Stated exercise: Output all of the records exactly as written.

Extracts from a graphics dataset:
begin

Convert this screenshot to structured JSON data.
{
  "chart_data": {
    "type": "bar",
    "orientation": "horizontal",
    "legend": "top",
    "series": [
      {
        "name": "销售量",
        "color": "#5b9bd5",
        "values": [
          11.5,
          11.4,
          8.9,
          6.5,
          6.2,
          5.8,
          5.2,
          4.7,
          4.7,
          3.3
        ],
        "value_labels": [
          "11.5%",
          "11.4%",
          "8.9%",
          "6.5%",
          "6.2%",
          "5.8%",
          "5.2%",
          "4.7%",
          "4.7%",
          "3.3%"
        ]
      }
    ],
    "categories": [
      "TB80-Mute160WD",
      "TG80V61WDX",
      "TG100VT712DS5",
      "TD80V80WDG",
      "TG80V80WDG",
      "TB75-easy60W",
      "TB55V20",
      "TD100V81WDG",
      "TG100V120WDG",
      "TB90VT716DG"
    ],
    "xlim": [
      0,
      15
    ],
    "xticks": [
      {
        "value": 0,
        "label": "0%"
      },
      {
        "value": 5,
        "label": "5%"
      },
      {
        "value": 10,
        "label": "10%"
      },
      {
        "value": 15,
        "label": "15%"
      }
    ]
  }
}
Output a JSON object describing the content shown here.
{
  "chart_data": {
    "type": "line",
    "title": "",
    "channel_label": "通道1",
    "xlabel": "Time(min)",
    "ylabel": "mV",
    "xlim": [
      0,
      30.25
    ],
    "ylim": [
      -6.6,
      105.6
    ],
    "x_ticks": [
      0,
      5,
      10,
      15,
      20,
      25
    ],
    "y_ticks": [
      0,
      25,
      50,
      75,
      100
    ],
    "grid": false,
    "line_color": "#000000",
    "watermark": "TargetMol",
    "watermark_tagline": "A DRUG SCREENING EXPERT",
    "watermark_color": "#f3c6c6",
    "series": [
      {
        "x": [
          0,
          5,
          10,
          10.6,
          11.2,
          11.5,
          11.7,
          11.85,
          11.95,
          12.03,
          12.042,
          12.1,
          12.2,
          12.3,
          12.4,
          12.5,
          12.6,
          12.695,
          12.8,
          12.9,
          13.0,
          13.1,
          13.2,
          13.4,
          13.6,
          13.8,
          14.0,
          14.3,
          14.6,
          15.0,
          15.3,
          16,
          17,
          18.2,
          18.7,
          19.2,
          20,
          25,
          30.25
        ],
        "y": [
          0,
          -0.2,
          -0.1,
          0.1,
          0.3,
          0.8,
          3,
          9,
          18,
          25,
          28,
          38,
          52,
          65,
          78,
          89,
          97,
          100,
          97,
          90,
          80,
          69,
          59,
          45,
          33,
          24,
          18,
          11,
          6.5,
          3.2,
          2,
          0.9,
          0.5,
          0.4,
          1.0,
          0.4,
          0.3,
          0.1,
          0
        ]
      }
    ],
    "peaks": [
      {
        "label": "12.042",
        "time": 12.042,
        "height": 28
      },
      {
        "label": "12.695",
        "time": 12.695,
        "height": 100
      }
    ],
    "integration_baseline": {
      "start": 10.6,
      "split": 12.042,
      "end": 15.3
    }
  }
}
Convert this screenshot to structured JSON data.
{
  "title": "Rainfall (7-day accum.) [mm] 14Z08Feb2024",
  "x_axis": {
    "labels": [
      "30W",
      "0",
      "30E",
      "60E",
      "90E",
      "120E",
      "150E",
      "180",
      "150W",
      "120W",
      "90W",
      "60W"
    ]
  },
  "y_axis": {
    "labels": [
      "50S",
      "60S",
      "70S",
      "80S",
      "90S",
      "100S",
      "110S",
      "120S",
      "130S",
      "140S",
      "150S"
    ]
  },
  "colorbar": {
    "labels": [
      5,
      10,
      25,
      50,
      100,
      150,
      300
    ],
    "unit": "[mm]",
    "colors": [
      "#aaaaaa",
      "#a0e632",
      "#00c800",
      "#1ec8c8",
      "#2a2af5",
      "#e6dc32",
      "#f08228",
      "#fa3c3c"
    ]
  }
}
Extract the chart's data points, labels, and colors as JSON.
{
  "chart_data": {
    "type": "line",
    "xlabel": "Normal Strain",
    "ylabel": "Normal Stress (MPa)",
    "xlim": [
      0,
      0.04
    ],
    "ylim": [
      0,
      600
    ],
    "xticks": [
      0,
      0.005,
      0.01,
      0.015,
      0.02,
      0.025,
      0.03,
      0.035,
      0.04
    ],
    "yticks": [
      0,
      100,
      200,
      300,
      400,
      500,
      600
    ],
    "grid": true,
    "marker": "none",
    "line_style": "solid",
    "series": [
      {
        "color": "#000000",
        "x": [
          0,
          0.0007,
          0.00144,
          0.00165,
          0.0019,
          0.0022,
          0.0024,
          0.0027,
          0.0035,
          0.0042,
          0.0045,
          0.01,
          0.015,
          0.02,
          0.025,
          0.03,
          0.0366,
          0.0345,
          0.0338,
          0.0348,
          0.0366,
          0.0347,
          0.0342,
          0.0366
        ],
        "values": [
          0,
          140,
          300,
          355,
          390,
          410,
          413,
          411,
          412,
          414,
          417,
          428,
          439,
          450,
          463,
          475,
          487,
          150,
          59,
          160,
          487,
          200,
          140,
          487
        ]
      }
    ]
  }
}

end

Reply to the task:
Convert this screenshot to structured JSON data.
{
  "chart_data": {
    "type": "bar",
    "orientation": "horizontal",
    "legend": "top",
    "series": [
      {
        "name": "销售量",
        "color": "#5b9bd5",
        "values": [
          11.5,
          11.4,
          8.9,
          6.5,
          6.2,
          5.8,
          5.2,
          4.7,
          4.7,
          3.3
        ],
        "value_labels": [
          "11.5%",
          "11.4%",
          "8.9%",
          "6.5%",
          "6.2%",
          "5.8%",
          "5.2%",
          "4.7%",
          "4.7%",
          "3.3%"
        ]
      }
    ],
    "categories": [
      "TB80-Mute160WD",
      "TG80V61WDX",
      "TG100VT712DS5",
      "TD80V80WDG",
      "TG80V80WDG",
      "TB75-easy60W",
      "TB55V20",
      "TD100V81WDG",
      "TG100V120WDG",
      "TB90VT716DG"
    ],
    "xlim": [
      0,
      15
    ],
    "xticks": [
      {
        "value": 0,
        "label": "0%"
      },
      {
        "value": 5,
        "label": "5%"
      },
      {
        "value": 10,
        "label": "10%"
      },
      {
        "value": 15,
        "label": "15%"
      }
    ]
  }
}
Output a JSON object describing the content shown here.
{
  "chart_data": {
    "type": "line",
    "title": "",
    "channel_label": "通道1",
    "xlabel": "Time(min)",
    "ylabel": "mV",
    "xlim": [
      0,
      30.25
    ],
    "ylim": [
      -6.6,
      105.6
    ],
    "x_ticks": [
      0,
      5,
      10,
      15,
      20,
      25
    ],
    "y_ticks": [
      0,
      25,
      50,
      75,
      100
    ],
    "grid": false,
    "line_color": "#000000",
    "watermark": "TargetMol",
    "watermark_tagline": "A DRUG SCREENING EXPERT",
    "watermark_color": "#f3c6c6",
    "series": [
      {
        "x": [
          0,
          5,
          10,
          10.6,
          11.2,
          11.5,
          11.7,
          11.85,
          11.95,
          12.03,
          12.042,
          12.1,
          12.2,
          12.3,
          12.4,
          12.5,
          12.6,
          12.695,
          12.8,
          12.9,
          13.0,
          13.1,
          13.2,
          13.4,
          13.6,
          13.8,
          14.0,
          14.3,
          14.6,
          15.0,
          15.3,
          16,
          17,
          18.2,
          18.7,
          19.2,
          20,
          25,
          30.25
        ],
        "y": [
          0,
          -0.2,
          -0.1,
          0.1,
          0.3,
          0.8,
          3,
          9,
          18,
          25,
          28,
          38,
          52,
          65,
          78,
          89,
          97,
          100,
          97,
          90,
          80,
          69,
          59,
          45,
          33,
          24,
          18,
          11,
          6.5,
          3.2,
          2,
          0.9,
          0.5,
          0.4,
          1.0,
          0.4,
          0.3,
          0.1,
          0
        ]
      }
    ],
    "peaks": [
      {
        "label": "12.042",
        "time": 12.042,
        "height": 28
      },
      {
        "label": "12.695",
        "time": 12.695,
        "height": 100
      }
    ],
    "integration_baseline": {
      "start": 10.6,
      "split": 12.042,
      "end": 15.3
    }
  }
}
Convert this screenshot to structured JSON data.
{
  "title": "Rainfall (7-day accum.) [mm] 14Z08Feb2024",
  "x_axis": {
    "labels": [
      "30W",
      "0",
      "30E",
      "60E",
      "90E",
      "120E",
      "150E",
      "180",
      "150W",
      "120W",
      "90W",
      "60W"
    ]
  },
  "y_axis": {
    "labels": [
      "50S",
      "60S",
      "70S",
      "80S",
      "90S",
      "100S",
      "110S",
      "120S",
      "130S",
      "140S",
      "150S"
    ]
  },
  "colorbar": {
    "labels": [
      5,
      10,
      25,
      50,
      100,
      150,
      300
    ],
    "unit": "[mm]",
    "colors": [
      "#aaaaaa",
      "#a0e632",
      "#00c800",
      "#1ec8c8",
      "#2a2af5",
      "#e6dc32",
      "#f08228",
      "#fa3c3c"
    ]
  }
}
Extract the chart's data points, labels, and colors as JSON.
{
  "chart_data": {
    "type": "line",
    "xlabel": "Normal Strain",
    "ylabel": "Normal Stress (MPa)",
    "xlim": [
      0,
      0.04
    ],
    "ylim": [
      0,
      600
    ],
    "xticks": [
      0,
      0.005,
      0.01,
      0.015,
      0.02,
      0.025,
      0.03,
      0.035,
      0.04
    ],
    "yticks": [
      0,
      100,
      200,
      300,
      400,
      500,
      600
    ],
    "grid": true,
    "marker": "none",
    "line_style": "solid",
    "series": [
      {
        "color": "#000000",
        "x": [
          0,
          0.0007,
          0.00144,
          0.00165,
          0.0019,
          0.0022,
          0.0024,
          0.0027,
          0.0035,
          0.0042,
          0.0045,
          0.01,
          0.015,
          0.02,
          0.025,
          0.03,
          0.0366,
          0.0345,
          0.0338,
          0.0348,
          0.0366,
          0.0347,
          0.0342,
          0.0366
        ],
        "values": [
          0,
          140,
          300,
          355,
          390,
          410,
          413,
          411,
          412,
          414,
          417,
          428,
          439,
          450,
          463,
          475,
          487,
          150,
          59,
          160,
          487,
          200,
          140,
          487
        ]
      }
    ]
  }
}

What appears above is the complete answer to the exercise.